Exercise requirements:
List each line of the data in which the string "title" appears.

## Start

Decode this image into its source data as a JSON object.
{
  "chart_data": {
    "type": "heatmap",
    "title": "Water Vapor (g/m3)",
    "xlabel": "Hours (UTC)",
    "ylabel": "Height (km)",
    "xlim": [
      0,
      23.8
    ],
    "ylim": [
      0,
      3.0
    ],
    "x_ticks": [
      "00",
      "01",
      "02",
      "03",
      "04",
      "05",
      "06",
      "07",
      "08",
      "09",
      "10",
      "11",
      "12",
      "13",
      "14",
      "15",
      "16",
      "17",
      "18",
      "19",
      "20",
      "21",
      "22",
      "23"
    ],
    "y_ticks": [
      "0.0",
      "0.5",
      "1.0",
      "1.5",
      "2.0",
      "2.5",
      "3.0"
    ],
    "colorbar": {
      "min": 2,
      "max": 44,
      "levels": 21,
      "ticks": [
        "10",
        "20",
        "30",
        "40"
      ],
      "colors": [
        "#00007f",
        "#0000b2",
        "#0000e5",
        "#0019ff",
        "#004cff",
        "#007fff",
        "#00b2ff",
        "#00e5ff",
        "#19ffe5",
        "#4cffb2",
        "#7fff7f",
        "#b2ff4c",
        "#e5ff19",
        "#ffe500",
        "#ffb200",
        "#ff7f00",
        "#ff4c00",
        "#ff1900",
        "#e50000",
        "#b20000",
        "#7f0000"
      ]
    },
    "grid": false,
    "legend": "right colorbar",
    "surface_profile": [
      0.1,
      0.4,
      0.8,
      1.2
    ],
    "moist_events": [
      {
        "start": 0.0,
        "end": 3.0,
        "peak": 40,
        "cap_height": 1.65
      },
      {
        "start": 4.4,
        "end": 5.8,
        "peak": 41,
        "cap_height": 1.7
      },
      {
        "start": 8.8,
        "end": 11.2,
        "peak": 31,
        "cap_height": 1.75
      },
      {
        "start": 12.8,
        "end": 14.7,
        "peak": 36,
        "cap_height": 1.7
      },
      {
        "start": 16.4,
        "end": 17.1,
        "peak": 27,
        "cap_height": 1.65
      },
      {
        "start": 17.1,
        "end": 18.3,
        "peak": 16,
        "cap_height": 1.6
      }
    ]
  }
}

## End
## Start

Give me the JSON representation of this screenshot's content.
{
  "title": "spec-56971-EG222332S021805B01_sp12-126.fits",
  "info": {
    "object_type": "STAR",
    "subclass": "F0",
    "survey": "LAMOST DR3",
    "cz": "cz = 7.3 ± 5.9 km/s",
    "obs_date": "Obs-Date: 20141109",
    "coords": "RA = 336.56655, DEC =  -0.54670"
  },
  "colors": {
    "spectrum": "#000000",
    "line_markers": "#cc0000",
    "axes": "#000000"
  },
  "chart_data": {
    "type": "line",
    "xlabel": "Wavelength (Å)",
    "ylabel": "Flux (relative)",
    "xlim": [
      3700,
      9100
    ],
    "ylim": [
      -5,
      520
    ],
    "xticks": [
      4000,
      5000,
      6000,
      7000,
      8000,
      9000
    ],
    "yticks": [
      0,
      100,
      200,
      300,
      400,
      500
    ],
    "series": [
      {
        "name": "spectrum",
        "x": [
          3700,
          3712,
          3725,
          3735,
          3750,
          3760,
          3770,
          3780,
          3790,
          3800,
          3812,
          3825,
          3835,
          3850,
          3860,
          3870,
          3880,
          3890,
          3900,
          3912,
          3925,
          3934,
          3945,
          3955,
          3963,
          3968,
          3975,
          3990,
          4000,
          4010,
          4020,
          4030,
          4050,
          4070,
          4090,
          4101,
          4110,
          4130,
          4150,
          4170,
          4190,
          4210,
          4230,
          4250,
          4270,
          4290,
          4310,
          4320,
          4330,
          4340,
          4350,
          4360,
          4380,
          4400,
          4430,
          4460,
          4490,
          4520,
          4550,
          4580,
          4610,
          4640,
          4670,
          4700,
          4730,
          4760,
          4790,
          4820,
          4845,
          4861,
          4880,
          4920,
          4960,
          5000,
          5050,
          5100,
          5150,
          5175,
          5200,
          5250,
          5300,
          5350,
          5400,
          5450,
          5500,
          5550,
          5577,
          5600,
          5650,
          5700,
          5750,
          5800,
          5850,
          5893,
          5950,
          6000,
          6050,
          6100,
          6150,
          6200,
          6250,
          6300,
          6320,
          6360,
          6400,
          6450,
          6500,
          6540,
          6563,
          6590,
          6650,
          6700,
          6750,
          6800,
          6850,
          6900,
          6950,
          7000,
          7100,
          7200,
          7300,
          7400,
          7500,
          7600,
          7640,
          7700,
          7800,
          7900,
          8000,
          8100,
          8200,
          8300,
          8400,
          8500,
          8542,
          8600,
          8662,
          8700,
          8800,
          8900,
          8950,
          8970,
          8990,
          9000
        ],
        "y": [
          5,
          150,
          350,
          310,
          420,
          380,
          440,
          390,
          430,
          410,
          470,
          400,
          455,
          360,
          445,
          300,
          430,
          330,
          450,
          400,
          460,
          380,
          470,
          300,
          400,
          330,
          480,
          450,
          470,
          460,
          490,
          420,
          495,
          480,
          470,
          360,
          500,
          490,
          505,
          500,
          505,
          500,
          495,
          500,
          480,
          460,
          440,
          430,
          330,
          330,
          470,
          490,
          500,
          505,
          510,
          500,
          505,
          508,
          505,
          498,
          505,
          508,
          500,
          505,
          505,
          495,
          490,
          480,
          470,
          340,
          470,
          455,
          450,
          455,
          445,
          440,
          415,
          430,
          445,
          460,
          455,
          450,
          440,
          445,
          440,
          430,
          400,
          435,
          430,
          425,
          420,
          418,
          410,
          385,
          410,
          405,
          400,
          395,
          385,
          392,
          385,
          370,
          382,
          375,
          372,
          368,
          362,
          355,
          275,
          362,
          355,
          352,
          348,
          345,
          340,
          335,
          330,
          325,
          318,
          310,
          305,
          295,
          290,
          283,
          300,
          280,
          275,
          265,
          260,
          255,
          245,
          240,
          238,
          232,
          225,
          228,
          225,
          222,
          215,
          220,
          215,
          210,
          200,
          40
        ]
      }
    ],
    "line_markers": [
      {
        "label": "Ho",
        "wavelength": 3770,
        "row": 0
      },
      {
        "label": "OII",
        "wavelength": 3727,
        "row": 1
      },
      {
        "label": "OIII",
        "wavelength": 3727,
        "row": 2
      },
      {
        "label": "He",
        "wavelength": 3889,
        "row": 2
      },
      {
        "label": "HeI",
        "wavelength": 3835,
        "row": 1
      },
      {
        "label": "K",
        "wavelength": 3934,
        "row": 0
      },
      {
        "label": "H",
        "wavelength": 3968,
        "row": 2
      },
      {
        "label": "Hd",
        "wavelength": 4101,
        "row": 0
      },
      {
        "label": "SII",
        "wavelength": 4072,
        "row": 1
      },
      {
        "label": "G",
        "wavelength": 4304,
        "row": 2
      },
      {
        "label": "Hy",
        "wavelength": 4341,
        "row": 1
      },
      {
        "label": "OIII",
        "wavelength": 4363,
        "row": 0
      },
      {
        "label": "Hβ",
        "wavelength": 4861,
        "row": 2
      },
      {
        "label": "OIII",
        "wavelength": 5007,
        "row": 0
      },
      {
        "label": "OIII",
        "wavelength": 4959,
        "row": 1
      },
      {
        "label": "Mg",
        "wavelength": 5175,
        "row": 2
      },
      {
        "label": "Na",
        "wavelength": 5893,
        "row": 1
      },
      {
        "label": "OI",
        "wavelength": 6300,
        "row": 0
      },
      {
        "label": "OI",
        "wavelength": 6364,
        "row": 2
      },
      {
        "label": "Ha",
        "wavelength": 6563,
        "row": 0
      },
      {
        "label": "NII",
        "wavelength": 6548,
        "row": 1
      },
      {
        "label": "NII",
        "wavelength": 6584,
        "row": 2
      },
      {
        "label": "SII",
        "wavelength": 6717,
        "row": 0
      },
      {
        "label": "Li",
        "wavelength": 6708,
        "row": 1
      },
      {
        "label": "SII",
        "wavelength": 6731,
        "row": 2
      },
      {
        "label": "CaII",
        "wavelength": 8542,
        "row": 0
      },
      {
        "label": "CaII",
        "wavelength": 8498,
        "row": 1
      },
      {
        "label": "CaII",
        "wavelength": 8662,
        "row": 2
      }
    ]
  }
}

## End

Result of this exercise:
    "title": "Water Vapor (g/m3)",
  "title": "spec-56971-EG222332S021805B01_sp12-126.fits",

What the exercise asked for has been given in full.